→ What the exercise asks
Restate the complete material exactly.

→ Material provided
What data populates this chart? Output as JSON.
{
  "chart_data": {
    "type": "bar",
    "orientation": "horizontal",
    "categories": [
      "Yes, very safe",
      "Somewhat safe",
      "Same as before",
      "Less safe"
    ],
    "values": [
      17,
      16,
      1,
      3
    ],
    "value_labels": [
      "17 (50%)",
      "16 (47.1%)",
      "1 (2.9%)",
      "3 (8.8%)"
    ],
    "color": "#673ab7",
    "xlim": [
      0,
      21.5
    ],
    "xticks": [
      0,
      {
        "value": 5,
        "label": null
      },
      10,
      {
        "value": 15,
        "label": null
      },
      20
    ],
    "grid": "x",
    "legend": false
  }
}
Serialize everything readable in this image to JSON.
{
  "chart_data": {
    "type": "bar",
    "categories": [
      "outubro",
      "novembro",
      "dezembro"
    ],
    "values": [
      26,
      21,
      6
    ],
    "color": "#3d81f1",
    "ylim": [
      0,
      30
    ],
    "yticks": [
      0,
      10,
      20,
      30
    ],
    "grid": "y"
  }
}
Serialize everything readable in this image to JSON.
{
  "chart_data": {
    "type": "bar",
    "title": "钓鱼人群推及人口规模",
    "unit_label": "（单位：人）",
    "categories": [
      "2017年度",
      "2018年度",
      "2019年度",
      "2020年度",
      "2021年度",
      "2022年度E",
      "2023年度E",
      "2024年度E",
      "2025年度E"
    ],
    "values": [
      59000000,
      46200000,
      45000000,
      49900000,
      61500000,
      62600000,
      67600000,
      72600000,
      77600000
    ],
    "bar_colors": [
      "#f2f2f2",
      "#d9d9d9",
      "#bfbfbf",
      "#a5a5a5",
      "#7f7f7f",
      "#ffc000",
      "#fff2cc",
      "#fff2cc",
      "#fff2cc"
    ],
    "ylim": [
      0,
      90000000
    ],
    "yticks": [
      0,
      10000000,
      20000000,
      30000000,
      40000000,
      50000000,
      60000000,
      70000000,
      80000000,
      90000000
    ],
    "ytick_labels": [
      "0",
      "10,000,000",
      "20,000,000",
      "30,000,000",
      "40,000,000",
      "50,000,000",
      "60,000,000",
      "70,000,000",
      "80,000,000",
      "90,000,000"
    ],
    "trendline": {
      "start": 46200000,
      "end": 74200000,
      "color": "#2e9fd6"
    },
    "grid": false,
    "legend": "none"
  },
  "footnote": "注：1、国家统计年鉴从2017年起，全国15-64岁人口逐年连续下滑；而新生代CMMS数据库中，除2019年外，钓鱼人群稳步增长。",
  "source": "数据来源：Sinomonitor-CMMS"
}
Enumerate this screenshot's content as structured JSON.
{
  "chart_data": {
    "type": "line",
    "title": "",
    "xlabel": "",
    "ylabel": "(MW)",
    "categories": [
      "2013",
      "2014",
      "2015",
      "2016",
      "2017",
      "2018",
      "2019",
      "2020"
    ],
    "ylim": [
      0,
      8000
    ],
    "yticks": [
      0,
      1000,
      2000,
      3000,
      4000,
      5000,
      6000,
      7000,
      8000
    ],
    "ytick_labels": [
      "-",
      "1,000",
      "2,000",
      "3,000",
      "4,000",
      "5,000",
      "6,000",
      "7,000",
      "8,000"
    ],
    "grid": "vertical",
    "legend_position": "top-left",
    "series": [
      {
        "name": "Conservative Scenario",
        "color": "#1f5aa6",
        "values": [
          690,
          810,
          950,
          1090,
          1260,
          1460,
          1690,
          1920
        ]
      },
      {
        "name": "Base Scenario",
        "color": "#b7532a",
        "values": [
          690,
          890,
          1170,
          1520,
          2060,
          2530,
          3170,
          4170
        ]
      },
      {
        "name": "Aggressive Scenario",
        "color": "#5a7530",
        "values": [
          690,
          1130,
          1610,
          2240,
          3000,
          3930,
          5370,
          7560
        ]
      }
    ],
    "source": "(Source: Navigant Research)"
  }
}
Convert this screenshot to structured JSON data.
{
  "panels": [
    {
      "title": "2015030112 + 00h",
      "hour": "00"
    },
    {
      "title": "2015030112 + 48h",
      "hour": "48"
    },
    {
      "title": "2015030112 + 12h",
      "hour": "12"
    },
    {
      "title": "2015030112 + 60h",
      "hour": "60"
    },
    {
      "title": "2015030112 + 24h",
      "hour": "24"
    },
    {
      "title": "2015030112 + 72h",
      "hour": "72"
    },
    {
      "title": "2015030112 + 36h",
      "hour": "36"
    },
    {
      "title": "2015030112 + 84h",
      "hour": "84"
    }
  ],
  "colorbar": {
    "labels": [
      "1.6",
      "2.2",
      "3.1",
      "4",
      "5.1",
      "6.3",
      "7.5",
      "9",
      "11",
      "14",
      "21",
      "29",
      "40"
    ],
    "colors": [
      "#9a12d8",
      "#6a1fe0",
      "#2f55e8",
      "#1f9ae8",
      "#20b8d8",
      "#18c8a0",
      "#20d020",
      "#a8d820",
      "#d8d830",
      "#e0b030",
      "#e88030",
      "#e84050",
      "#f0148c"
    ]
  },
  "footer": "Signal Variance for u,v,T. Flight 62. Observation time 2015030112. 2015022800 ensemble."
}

→ Solution for this task
What data populates this chart? Output as JSON.
{
  "chart_data": {
    "type": "bar",
    "orientation": "horizontal",
    "categories": [
      "Yes, very safe",
      "Somewhat safe",
      "Same as before",
      "Less safe"
    ],
    "values": [
      17,
      16,
      1,
      3
    ],
    "value_labels": [
      "17 (50%)",
      "16 (47.1%)",
      "1 (2.9%)",
      "3 (8.8%)"
    ],
    "color": "#673ab7",
    "xlim": [
      0,
      21.5
    ],
    "xticks": [
      0,
      {
        "value": 5,
        "label": null
      },
      10,
      {
        "value": 15,
        "label": null
      },
      20
    ],
    "grid": "x",
    "legend": false
  }
}
Serialize everything readable in this image to JSON.
{
  "chart_data": {
    "type": "bar",
    "categories": [
      "outubro",
      "novembro",
      "dezembro"
    ],
    "values": [
      26,
      21,
      6
    ],
    "color": "#3d81f1",
    "ylim": [
      0,
      30
    ],
    "yticks": [
      0,
      10,
      20,
      30
    ],
    "grid": "y"
  }
}
Serialize everything readable in this image to JSON.
{
  "chart_data": {
    "type": "bar",
    "title": "钓鱼人群推及人口规模",
    "unit_label": "（单位：人）",
    "categories": [
      "2017年度",
      "2018年度",
      "2019年度",
      "2020年度",
      "2021年度",
      "2022年度E",
      "2023年度E",
      "2024年度E",
      "2025年度E"
    ],
    "values": [
      59000000,
      46200000,
      45000000,
      49900000,
      61500000,
      62600000,
      67600000,
      72600000,
      77600000
    ],
    "bar_colors": [
      "#f2f2f2",
      "#d9d9d9",
      "#bfbfbf",
      "#a5a5a5",
      "#7f7f7f",
      "#ffc000",
      "#fff2cc",
      "#fff2cc",
      "#fff2cc"
    ],
    "ylim": [
      0,
      90000000
    ],
    "yticks": [
      0,
      10000000,
      20000000,
      30000000,
      40000000,
      50000000,
      60000000,
      70000000,
      80000000,
      90000000
    ],
    "ytick_labels": [
      "0",
      "10,000,000",
      "20,000,000",
      "30,000,000",
      "40,000,000",
      "50,000,000",
      "60,000,000",
      "70,000,000",
      "80,000,000",
      "90,000,000"
    ],
    "trendline": {
      "start": 46200000,
      "end": 74200000,
      "color": "#2e9fd6"
    },
    "grid": false,
    "legend": "none"
  },
  "footnote": "注：1、国家统计年鉴从2017年起，全国15-64岁人口逐年连续下滑；而新生代CMMS数据库中，除2019年外，钓鱼人群稳步增长。",
  "source": "数据来源：Sinomonitor-CMMS"
}
Enumerate this screenshot's content as structured JSON.
{
  "chart_data": {
    "type": "line",
    "title": "",
    "xlabel": "",
    "ylabel": "(MW)",
    "categories": [
      "2013",
      "2014",
      "2015",
      "2016",
      "2017",
      "2018",
      "2019",
      "2020"
    ],
    "ylim": [
      0,
      8000
    ],
    "yticks": [
      0,
      1000,
      2000,
      3000,
      4000,
      5000,
      6000,
      7000,
      8000
    ],
    "ytick_labels": [
      "-",
      "1,000",
      "2,000",
      "3,000",
      "4,000",
      "5,000",
      "6,000",
      "7,000",
      "8,000"
    ],
    "grid": "vertical",
    "legend_position": "top-left",
    "series": [
      {
        "name": "Conservative Scenario",
        "color": "#1f5aa6",
        "values": [
          690,
          810,
          950,
          1090,
          1260,
          1460,
          1690,
          1920
        ]
      },
      {
        "name": "Base Scenario",
        "color": "#b7532a",
        "values": [
          690,
          890,
          1170,
          1520,
          2060,
          2530,
          3170,
          4170
        ]
      },
      {
        "name": "Aggressive Scenario",
        "color": "#5a7530",
        "values": [
          690,
          1130,
          1610,
          2240,
          3000,
          3930,
          5370,
          7560
        ]
      }
    ],
    "source": "(Source: Navigant Research)"
  }
}
Convert this screenshot to structured JSON data.
{
  "panels": [
    {
      "title": "2015030112 + 00h",
      "hour": "00"
    },
    {
      "title": "2015030112 + 48h",
      "hour": "48"
    },
    {
      "title": "2015030112 + 12h",
      "hour": "12"
    },
    {
      "title": "2015030112 + 60h",
      "hour": "60"
    },
    {
      "title": "2015030112 + 24h",
      "hour": "24"
    },
    {
      "title": "2015030112 + 72h",
      "hour": "72"
    },
    {
      "title": "2015030112 + 36h",
      "hour": "36"
    },
    {
      "title": "2015030112 + 84h",
      "hour": "84"
    }
  ],
  "colorbar": {
    "labels": [
      "1.6",
      "2.2",
      "3.1",
      "4",
      "5.1",
      "6.3",
      "7.5",
      "9",
      "11",
      "14",
      "21",
      "29",
      "40"
    ],
    "colors": [
      "#9a12d8",
      "#6a1fe0",
      "#2f55e8",
      "#1f9ae8",
      "#20b8d8",
      "#18c8a0",
      "#20d020",
      "#a8d820",
      "#d8d830",
      "#e0b030",
      "#e88030",
      "#e84050",
      "#f0148c"
    ]
  },
  "footer": "Signal Variance for u,v,T. Flight 62. Observation time 2015030112. 2015022800 ensemble."
}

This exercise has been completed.